■ Data shown
※

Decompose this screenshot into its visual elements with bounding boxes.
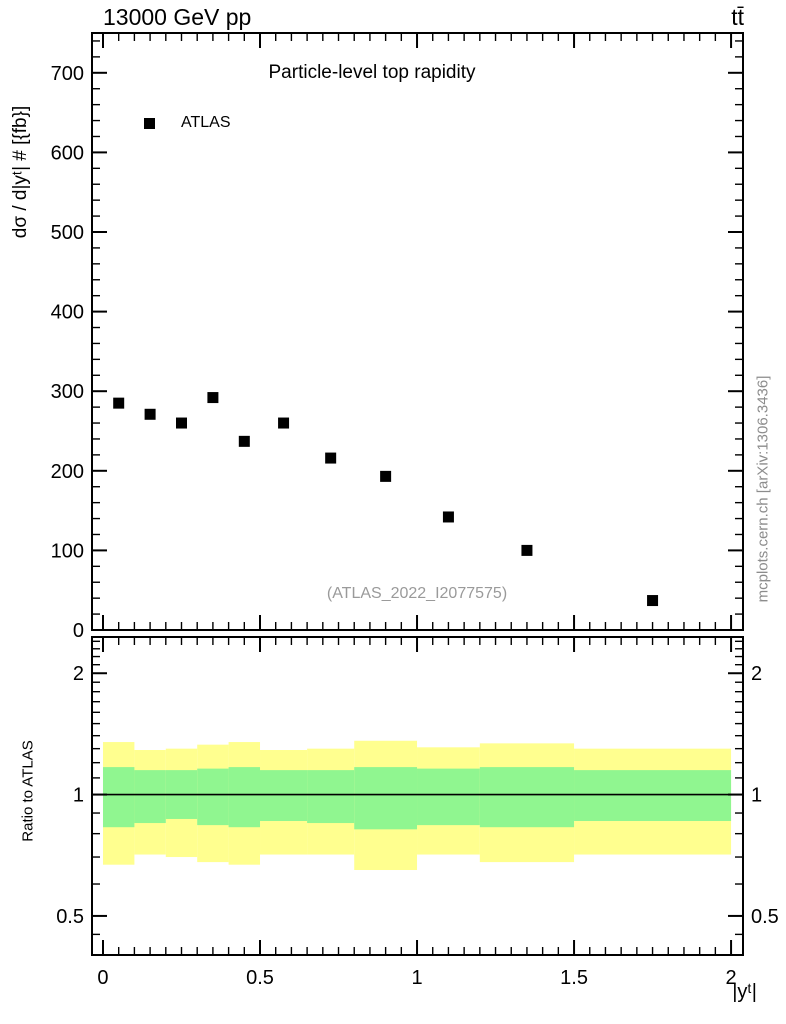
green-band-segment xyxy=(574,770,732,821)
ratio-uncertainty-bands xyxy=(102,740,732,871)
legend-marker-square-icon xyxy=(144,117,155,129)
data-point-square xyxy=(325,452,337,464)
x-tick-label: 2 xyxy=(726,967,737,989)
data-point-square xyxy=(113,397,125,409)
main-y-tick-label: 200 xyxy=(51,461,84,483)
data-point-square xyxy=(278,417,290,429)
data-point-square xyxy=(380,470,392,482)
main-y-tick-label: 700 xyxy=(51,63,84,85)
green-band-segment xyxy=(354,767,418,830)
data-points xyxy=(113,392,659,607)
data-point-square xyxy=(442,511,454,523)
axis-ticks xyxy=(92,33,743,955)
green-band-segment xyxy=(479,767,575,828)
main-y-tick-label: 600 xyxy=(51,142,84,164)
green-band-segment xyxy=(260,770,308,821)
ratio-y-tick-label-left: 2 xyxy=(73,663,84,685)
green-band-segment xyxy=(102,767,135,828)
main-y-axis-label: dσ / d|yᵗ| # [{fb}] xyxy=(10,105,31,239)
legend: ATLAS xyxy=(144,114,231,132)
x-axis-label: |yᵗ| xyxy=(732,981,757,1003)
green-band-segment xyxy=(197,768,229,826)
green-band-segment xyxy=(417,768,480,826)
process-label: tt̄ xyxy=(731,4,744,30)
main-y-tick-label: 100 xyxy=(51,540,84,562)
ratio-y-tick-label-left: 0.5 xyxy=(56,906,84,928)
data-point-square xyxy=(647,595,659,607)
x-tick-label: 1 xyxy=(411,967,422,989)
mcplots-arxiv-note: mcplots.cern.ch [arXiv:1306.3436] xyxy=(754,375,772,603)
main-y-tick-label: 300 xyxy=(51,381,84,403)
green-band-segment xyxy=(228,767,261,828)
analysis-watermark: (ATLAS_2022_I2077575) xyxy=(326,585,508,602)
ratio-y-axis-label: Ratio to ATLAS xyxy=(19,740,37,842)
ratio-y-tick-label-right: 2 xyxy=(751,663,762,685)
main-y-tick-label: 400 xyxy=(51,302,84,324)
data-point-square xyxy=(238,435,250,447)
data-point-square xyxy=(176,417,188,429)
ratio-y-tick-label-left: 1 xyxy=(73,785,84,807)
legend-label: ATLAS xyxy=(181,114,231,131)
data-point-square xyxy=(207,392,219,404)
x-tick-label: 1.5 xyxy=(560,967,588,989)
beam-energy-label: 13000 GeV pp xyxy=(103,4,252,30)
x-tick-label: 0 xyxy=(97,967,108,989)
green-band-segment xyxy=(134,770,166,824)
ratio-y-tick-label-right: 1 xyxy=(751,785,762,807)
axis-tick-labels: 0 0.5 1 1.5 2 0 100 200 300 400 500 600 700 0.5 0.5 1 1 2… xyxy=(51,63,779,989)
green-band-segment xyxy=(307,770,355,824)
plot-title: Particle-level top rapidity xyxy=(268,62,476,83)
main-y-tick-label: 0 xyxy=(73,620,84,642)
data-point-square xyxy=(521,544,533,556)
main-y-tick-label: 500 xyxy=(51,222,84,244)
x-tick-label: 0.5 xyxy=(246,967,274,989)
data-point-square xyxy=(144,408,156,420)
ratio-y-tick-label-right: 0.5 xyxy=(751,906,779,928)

※

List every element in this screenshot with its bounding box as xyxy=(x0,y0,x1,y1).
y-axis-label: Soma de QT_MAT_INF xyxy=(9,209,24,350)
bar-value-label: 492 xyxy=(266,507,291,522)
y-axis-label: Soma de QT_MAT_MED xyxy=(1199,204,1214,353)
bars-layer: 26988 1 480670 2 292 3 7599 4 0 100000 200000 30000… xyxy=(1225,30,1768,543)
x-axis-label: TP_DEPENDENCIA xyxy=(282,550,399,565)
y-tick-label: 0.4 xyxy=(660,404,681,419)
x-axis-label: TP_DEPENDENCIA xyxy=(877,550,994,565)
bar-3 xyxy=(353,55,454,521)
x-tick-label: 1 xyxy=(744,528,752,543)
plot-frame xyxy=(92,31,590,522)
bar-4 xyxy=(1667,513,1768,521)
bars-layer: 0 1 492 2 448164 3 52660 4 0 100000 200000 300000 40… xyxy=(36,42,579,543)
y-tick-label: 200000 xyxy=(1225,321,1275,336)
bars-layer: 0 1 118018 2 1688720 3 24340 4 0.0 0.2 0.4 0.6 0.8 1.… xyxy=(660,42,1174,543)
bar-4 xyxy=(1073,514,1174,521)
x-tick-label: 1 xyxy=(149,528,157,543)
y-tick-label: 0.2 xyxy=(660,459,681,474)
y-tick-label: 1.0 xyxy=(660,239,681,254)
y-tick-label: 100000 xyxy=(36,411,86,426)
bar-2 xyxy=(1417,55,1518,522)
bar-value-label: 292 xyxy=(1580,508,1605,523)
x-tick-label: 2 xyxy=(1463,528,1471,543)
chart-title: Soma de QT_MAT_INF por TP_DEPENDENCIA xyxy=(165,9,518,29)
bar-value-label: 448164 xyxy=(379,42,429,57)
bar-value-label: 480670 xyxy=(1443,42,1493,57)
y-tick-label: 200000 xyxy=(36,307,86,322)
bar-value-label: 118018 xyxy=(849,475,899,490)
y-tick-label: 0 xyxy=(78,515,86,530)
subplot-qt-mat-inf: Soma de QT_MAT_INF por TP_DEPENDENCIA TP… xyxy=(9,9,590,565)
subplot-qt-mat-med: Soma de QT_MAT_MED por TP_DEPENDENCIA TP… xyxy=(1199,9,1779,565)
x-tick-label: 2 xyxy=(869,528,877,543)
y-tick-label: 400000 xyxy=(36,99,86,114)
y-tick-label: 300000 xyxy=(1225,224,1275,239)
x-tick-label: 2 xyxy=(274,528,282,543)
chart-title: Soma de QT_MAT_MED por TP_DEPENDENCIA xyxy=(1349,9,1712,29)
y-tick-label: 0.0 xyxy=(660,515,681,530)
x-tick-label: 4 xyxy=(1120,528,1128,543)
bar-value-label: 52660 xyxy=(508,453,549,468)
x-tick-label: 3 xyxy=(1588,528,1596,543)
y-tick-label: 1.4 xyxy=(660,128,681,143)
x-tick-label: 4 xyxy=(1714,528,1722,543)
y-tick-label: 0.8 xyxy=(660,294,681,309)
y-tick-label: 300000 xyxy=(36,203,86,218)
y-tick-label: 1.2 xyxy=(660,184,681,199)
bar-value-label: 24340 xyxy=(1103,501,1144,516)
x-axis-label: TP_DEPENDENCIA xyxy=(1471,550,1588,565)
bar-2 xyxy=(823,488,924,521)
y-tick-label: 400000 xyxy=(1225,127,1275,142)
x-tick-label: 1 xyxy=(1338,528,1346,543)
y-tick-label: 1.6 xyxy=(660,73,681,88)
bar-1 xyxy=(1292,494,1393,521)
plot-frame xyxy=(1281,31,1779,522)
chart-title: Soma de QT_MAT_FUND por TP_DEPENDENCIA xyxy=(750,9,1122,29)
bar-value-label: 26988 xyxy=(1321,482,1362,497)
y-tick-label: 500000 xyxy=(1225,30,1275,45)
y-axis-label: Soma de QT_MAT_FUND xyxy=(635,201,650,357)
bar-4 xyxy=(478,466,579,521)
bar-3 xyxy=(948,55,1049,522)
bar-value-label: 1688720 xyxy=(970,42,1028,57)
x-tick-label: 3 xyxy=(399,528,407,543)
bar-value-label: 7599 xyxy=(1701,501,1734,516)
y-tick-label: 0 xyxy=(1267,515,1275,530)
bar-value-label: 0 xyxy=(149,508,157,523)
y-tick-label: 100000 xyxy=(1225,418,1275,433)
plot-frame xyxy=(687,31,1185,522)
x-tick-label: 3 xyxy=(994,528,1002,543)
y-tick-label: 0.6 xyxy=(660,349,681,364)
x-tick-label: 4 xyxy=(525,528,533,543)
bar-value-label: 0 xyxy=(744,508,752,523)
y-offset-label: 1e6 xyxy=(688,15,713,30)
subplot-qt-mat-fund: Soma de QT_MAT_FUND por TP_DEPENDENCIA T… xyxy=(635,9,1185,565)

※

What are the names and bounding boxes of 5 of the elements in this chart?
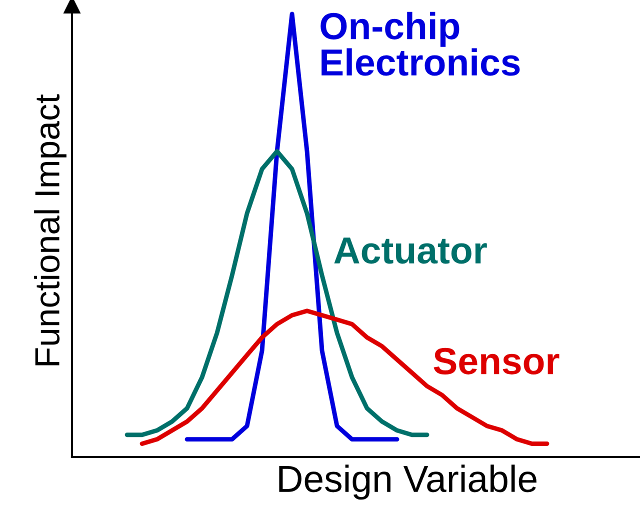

※

■ Written request
Please quote the listing verbatim, starting with the line that contains "Decompose this screenshot" and going on through the line that contains "main-y-tick-label: 200 xyxy=(51,461,84,483)", both ends included. Leave the pictures out of your answer.

■ Reply
Decompose this screenshot into its visual elements with bounding boxes.
green-band-segment xyxy=(574,770,732,821)
ratio-uncertainty-bands xyxy=(102,740,732,871)
legend-marker-square-icon xyxy=(144,117,155,129)
data-point-square xyxy=(325,452,337,464)
x-tick-label: 2 xyxy=(726,967,737,989)
data-point-square xyxy=(113,397,125,409)
main-y-tick-label: 200 xyxy=(51,461,84,483)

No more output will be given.